PROBLEM TO SOLVE: Every line that holds the string "text" is to be identified and copied.

::::::::

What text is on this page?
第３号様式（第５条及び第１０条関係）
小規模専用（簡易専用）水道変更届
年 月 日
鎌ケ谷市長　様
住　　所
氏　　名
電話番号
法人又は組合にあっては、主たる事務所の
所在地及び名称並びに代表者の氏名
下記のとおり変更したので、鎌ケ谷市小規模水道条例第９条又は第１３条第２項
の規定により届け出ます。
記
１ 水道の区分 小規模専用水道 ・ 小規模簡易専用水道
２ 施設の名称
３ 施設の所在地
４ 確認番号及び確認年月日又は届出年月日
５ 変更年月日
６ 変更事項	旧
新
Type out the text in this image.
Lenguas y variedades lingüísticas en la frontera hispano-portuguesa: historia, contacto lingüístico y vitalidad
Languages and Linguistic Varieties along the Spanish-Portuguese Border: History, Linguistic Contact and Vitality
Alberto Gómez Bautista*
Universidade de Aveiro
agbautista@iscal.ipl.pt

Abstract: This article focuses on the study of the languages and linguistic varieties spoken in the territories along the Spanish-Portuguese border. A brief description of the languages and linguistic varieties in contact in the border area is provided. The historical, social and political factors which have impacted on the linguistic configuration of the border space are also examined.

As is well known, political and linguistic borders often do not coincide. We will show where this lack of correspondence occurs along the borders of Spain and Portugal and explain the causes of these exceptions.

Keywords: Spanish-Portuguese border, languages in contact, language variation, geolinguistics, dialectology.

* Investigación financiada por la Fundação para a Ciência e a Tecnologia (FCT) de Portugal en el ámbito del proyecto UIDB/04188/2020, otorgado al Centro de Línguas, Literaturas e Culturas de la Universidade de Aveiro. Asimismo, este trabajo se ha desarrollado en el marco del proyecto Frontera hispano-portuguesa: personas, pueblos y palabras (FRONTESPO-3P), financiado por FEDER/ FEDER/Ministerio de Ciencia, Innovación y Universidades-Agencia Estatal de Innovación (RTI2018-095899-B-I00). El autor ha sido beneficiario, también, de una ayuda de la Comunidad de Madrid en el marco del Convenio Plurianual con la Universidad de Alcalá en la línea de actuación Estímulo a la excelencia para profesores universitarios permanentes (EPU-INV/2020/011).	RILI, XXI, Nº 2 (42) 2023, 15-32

::::::::

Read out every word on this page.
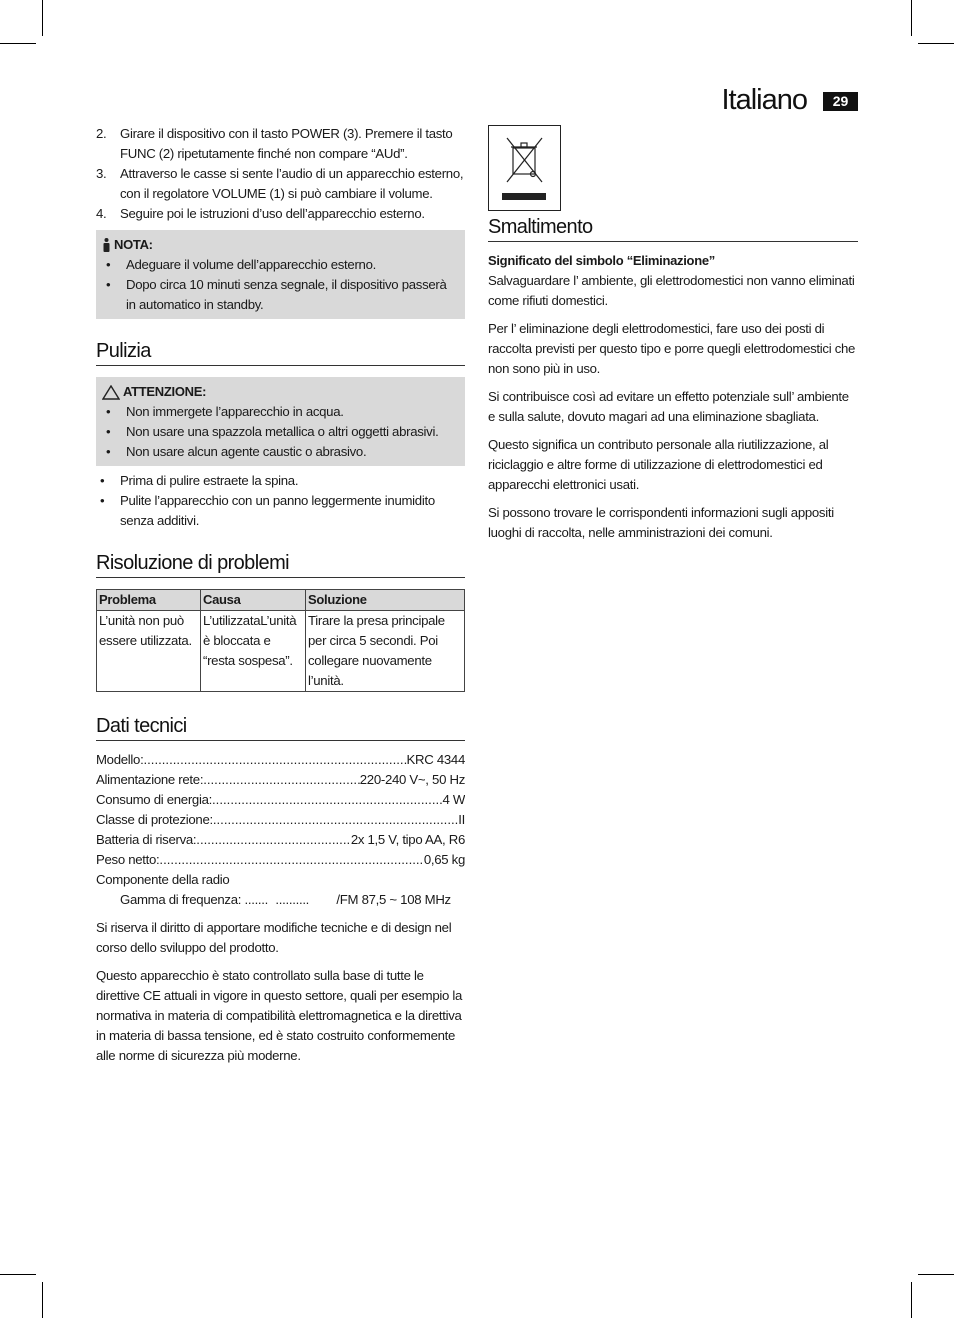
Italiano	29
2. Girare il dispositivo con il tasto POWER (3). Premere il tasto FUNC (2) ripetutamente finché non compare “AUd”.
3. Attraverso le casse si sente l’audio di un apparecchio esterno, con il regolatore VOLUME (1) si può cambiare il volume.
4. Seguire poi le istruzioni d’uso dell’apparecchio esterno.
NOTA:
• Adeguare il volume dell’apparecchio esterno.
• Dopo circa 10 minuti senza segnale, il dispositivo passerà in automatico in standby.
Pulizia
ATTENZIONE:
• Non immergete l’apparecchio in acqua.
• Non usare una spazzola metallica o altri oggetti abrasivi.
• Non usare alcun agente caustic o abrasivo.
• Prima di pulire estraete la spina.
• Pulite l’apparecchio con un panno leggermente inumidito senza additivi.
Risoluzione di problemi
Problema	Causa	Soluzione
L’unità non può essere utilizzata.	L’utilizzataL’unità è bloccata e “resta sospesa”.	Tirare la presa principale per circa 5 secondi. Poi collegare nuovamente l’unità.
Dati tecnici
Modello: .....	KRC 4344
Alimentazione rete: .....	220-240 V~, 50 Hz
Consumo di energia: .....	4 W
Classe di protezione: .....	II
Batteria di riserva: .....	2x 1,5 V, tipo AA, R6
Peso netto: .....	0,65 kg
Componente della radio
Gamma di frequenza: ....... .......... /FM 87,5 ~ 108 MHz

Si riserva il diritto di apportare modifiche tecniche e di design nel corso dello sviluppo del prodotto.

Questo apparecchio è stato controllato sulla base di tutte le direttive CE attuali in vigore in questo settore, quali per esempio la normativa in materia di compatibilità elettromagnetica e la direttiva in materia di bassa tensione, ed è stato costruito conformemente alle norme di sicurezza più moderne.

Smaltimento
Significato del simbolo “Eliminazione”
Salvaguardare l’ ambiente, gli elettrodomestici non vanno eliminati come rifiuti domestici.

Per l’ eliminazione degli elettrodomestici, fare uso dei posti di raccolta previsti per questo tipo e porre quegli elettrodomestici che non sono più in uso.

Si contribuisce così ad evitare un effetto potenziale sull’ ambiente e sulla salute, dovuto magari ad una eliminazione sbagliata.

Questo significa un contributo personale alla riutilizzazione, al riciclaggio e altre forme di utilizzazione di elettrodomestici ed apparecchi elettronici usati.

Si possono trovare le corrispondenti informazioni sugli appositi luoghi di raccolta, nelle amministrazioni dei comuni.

::::::::

EXERCISE RESPONSE:
What text is on this page?
Type out the text in this image.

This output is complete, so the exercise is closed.